__Task details__
Reproduce the entries word for word, and omit any picture you find in them.

=== Records shown ===

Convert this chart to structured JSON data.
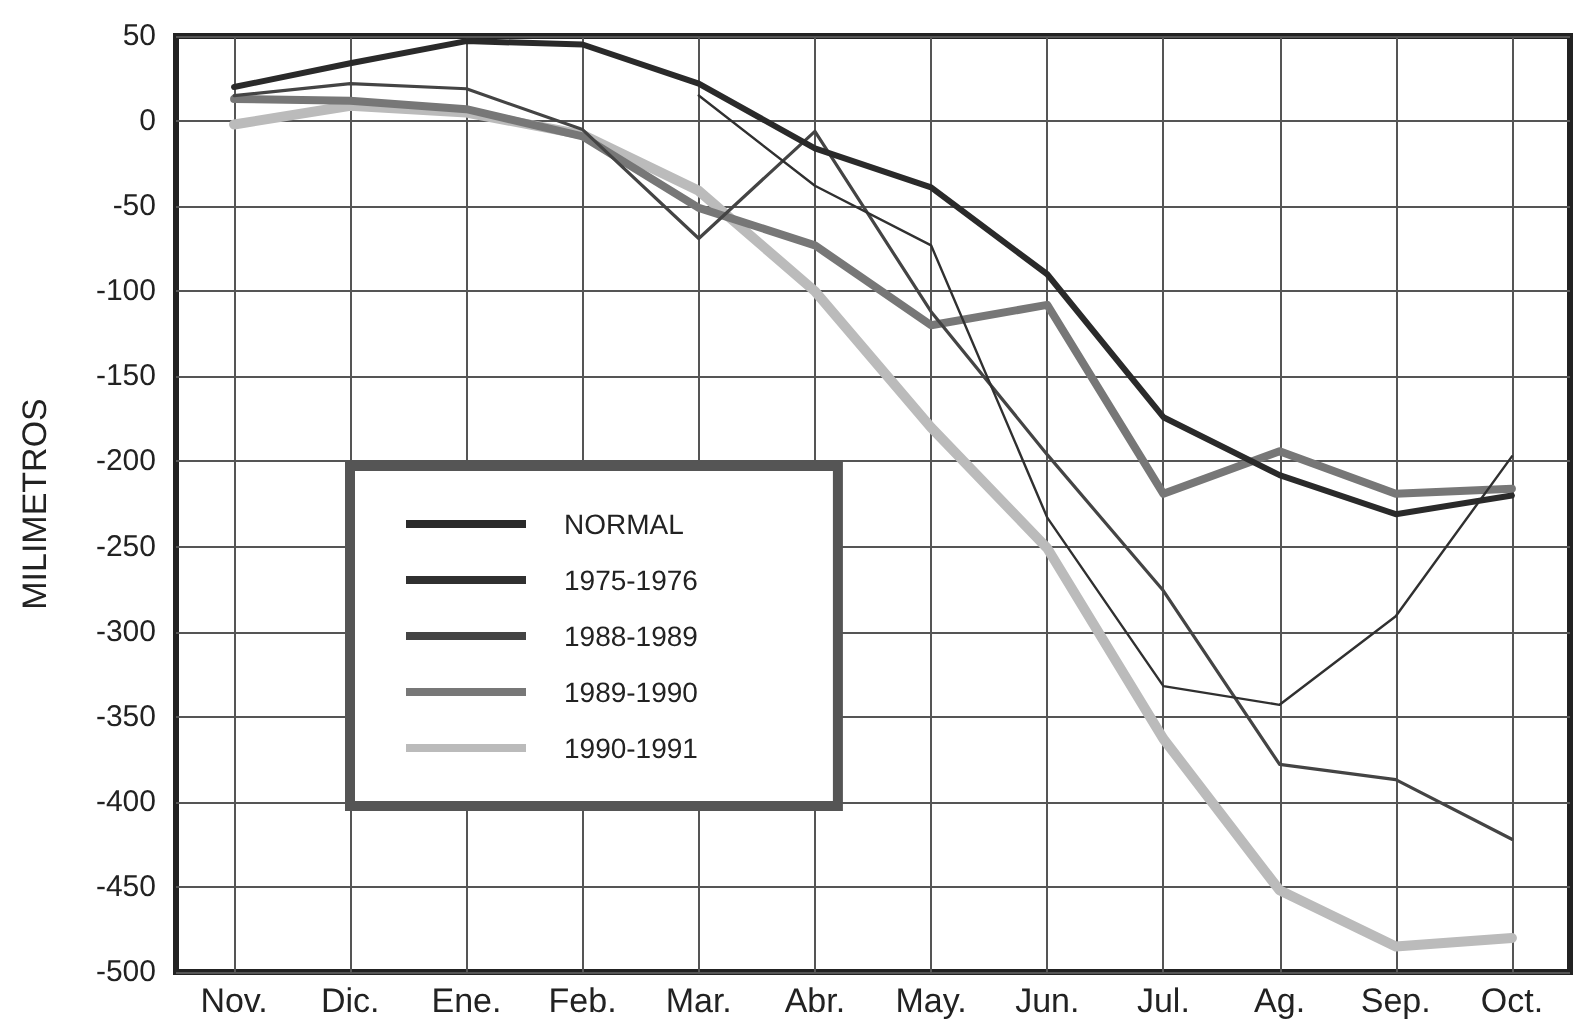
{
  "chart_data": {
    "type": "line",
    "ylabel": "MILIMETROS",
    "categories": [
      "Nov.",
      "Dic.",
      "Ene.",
      "Feb.",
      "Mar.",
      "Abr.",
      "May.",
      "Jun.",
      "Jul.",
      "Ag.",
      "Sep.",
      "Oct."
    ],
    "series": [
      {
        "name": "NORMAL",
        "color": "#2a2a2a",
        "values": [
          20,
          34,
          47,
          45,
          22,
          -16,
          -39,
          -90,
          -174,
          -208,
          -231,
          -220
        ]
      },
      {
        "name": "1975-1976",
        "color": "#303030",
        "values": [
          null,
          null,
          null,
          null,
          15,
          -38,
          -73,
          -233,
          -332,
          -343,
          -291,
          -197
        ]
      },
      {
        "name": "1988-1989",
        "color": "#444444",
        "values": [
          15,
          22,
          19,
          -5,
          -69,
          -6,
          -112,
          -196,
          -276,
          -378,
          -387,
          -422
        ]
      },
      {
        "name": "1989-1990",
        "color": "#777777",
        "values": [
          13,
          12,
          7,
          -9,
          -51,
          -73,
          -120,
          -108,
          -219,
          -194,
          -219,
          -216
        ]
      },
      {
        "name": "1990-1991",
        "color": "#bbbbbb",
        "values": [
          -2,
          9,
          5,
          -8,
          -41,
          -100,
          -180,
          -251,
          -363,
          -452,
          -485,
          -480
        ]
      }
    ],
    "ylim": [
      -500,
      50
    ],
    "yticks": [
      -500,
      -450,
      -400,
      -350,
      -300,
      -250,
      -200,
      -150,
      -100,
      -50,
      0,
      50
    ],
    "grid": true,
    "legend": "left",
    "marker": "none",
    "line_style": "solid"
  }
}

===

__Expected answer__
Convert this chart to structured JSON data.
{
  "chart_data": {
    "type": "line",
    "ylabel": "MILIMETROS",
    "categories": [
      "Nov.",
      "Dic.",
      "Ene.",
      "Feb.",
      "Mar.",
      "Abr.",
      "May.",
      "Jun.",
      "Jul.",
      "Ag.",
      "Sep.",
      "Oct."
    ],
    "series": [
      {
        "name": "NORMAL",
        "color": "#2a2a2a",
        "values": [
          20,
          34,
          47,
          45,
          22,
          -16,
          -39,
          -90,
          -174,
          -208,
          -231,
          -220
        ]
      },
      {
        "name": "1975-1976",
        "color": "#303030",
        "values": [
          null,
          null,
          null,
          null,
          15,
          -38,
          -73,
          -233,
          -332,
          -343,
          -291,
          -197
        ]
      },
      {
        "name": "1988-1989",
        "color": "#444444",
        "values": [
          15,
          22,
          19,
          -5,
          -69,
          -6,
          -112,
          -196,
          -276,
          -378,
          -387,
          -422
        ]
      },
      {
        "name": "1989-1990",
        "color": "#777777",
        "values": [
          13,
          12,
          7,
          -9,
          -51,
          -73,
          -120,
          -108,
          -219,
          -194,
          -219,
          -216
        ]
      },
      {
        "name": "1990-1991",
        "color": "#bbbbbb",
        "values": [
          -2,
          9,
          5,
          -8,
          -41,
          -100,
          -180,
          -251,
          -363,
          -452,
          -485,
          -480
        ]
      }
    ],
    "ylim": [
      -500,
      50
    ],
    "yticks": [
      -500,
      -450,
      -400,
      -350,
      -300,
      -250,
      -200,
      -150,
      -100,
      -50,
      0,
      50
    ],
    "grid": true,
    "legend": "left",
    "marker": "none",
    "line_style": "solid"
  }
}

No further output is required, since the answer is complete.